[Items from a data source]
****************************************
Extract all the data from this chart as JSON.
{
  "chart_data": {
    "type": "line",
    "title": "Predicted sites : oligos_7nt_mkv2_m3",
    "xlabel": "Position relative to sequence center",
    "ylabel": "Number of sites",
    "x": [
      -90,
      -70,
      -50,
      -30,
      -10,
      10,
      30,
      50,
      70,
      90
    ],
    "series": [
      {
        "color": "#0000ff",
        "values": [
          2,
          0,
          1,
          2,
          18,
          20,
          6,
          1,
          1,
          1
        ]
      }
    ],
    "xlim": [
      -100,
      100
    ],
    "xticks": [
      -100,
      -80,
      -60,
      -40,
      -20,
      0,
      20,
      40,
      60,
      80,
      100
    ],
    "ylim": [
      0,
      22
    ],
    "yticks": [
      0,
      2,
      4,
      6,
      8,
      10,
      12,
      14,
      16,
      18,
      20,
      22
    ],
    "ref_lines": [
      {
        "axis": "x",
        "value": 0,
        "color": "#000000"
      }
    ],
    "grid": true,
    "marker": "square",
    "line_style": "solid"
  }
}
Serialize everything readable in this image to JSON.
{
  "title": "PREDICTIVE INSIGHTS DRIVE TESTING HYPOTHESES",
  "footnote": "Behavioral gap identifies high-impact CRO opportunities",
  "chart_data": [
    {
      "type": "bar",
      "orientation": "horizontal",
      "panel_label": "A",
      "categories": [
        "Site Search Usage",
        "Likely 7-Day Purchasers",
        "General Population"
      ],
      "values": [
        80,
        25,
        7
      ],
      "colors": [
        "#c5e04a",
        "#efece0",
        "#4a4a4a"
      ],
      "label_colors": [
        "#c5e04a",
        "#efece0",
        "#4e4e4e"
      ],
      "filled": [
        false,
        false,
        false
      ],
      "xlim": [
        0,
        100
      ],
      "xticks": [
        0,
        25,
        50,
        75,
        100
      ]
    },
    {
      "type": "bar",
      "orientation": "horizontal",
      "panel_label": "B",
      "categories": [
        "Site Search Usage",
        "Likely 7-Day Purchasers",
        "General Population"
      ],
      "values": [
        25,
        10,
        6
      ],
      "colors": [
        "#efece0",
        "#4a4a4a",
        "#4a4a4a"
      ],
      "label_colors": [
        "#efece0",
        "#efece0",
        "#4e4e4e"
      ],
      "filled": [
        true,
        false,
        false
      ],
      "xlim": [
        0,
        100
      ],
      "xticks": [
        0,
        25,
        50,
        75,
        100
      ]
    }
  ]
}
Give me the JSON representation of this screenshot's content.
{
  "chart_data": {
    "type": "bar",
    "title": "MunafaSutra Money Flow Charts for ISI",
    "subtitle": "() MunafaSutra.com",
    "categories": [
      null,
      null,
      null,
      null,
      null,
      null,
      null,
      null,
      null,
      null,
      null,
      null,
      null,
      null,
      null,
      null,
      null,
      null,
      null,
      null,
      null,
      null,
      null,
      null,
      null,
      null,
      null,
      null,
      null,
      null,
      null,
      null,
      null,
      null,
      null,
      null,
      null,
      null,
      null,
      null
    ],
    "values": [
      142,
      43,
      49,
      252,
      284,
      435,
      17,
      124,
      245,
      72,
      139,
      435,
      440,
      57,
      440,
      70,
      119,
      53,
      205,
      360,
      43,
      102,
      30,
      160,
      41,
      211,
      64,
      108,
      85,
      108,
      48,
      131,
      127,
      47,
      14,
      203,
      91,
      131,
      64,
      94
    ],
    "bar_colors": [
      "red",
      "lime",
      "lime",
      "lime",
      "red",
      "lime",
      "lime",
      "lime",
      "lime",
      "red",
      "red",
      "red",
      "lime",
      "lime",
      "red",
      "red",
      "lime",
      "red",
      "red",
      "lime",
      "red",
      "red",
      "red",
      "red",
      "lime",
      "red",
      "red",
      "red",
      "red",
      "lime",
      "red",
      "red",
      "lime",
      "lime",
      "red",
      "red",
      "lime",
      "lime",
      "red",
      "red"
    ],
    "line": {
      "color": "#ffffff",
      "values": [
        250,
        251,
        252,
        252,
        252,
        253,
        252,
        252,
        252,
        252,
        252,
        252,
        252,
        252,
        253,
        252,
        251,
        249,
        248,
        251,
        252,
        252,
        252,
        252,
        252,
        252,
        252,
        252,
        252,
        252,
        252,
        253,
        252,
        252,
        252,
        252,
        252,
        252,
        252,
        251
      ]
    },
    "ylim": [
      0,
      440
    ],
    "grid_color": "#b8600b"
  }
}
****************************************
◆ Short task
Produce an exact copy of the whole listing.

◆ Task response
Extract all the data from this chart as JSON.
{
  "chart_data": {
    "type": "line",
    "title": "Predicted sites : oligos_7nt_mkv2_m3",
    "xlabel": "Position relative to sequence center",
    "ylabel": "Number of sites",
    "x": [
      -90,
      -70,
      -50,
      -30,
      -10,
      10,
      30,
      50,
      70,
      90
    ],
    "series": [
      {
        "color": "#0000ff",
        "values": [
          2,
          0,
          1,
          2,
          18,
          20,
          6,
          1,
          1,
          1
        ]
      }
    ],
    "xlim": [
      -100,
      100
    ],
    "xticks": [
      -100,
      -80,
      -60,
      -40,
      -20,
      0,
      20,
      40,
      60,
      80,
      100
    ],
    "ylim": [
      0,
      22
    ],
    "yticks": [
      0,
      2,
      4,
      6,
      8,
      10,
      12,
      14,
      16,
      18,
      20,
      22
    ],
    "ref_lines": [
      {
        "axis": "x",
        "value": 0,
        "color": "#000000"
      }
    ],
    "grid": true,
    "marker": "square",
    "line_style": "solid"
  }
}
Serialize everything readable in this image to JSON.
{
  "title": "PREDICTIVE INSIGHTS DRIVE TESTING HYPOTHESES",
  "footnote": "Behavioral gap identifies high-impact CRO opportunities",
  "chart_data": [
    {
      "type": "bar",
      "orientation": "horizontal",
      "panel_label": "A",
      "categories": [
        "Site Search Usage",
        "Likely 7-Day Purchasers",
        "General Population"
      ],
      "values": [
        80,
        25,
        7
      ],
      "colors": [
        "#c5e04a",
        "#efece0",
        "#4a4a4a"
      ],
      "label_colors": [
        "#c5e04a",
        "#efece0",
        "#4e4e4e"
      ],
      "filled": [
        false,
        false,
        false
      ],
      "xlim": [
        0,
        100
      ],
      "xticks": [
        0,
        25,
        50,
        75,
        100
      ]
    },
    {
      "type": "bar",
      "orientation": "horizontal",
      "panel_label": "B",
      "categories": [
        "Site Search Usage",
        "Likely 7-Day Purchasers",
        "General Population"
      ],
      "values": [
        25,
        10,
        6
      ],
      "colors": [
        "#efece0",
        "#4a4a4a",
        "#4a4a4a"
      ],
      "label_colors": [
        "#efece0",
        "#efece0",
        "#4e4e4e"
      ],
      "filled": [
        true,
        false,
        false
      ],
      "xlim": [
        0,
        100
      ],
      "xticks": [
        0,
        25,
        50,
        75,
        100
      ]
    }
  ]
}
Give me the JSON representation of this screenshot's content.
{
  "chart_data": {
    "type": "bar",
    "title": "MunafaSutra Money Flow Charts for ISI",
    "subtitle": "() MunafaSutra.com",
    "categories": [
      null,
      null,
      null,
      null,
      null,
      null,
      null,
      null,
      null,
      null,
      null,
      null,
      null,
      null,
      null,
      null,
      null,
      null,
      null,
      null,
      null,
      null,
      null,
      null,
      null,
      null,
      null,
      null,
      null,
      null,
      null,
      null,
      null,
      null,
      null,
      null,
      null,
      null,
      null,
      null
    ],
    "values": [
      142,
      43,
      49,
      252,
      284,
      435,
      17,
      124,
      245,
      72,
      139,
      435,
      440,
      57,
      440,
      70,
      119,
      53,
      205,
      360,
      43,
      102,
      30,
      160,
      41,
      211,
      64,
      108,
      85,
      108,
      48,
      131,
      127,
      47,
      14,
      203,
      91,
      131,
      64,
      94
    ],
    "bar_colors": [
      "red",
      "lime",
      "lime",
      "lime",
      "red",
      "lime",
      "lime",
      "lime",
      "lime",
      "red",
      "red",
      "red",
      "lime",
      "lime",
      "red",
      "red",
      "lime",
      "red",
      "red",
      "lime",
      "red",
      "red",
      "red",
      "red",
      "lime",
      "red",
      "red",
      "red",
      "red",
      "lime",
      "red",
      "red",
      "lime",
      "lime",
      "red",
      "red",
      "lime",
      "lime",
      "red",
      "red"
    ],
    "line": {
      "color": "#ffffff",
      "values": [
        250,
        251,
        252,
        252,
        252,
        253,
        252,
        252,
        252,
        252,
        252,
        252,
        252,
        252,
        253,
        252,
        251,
        249,
        248,
        251,
        252,
        252,
        252,
        252,
        252,
        252,
        252,
        252,
        252,
        252,
        252,
        253,
        252,
        252,
        252,
        252,
        252,
        252,
        252,
        251
      ]
    },
    "ylim": [
      0,
      440
    ],
    "grid_color": "#b8600b"
  }
}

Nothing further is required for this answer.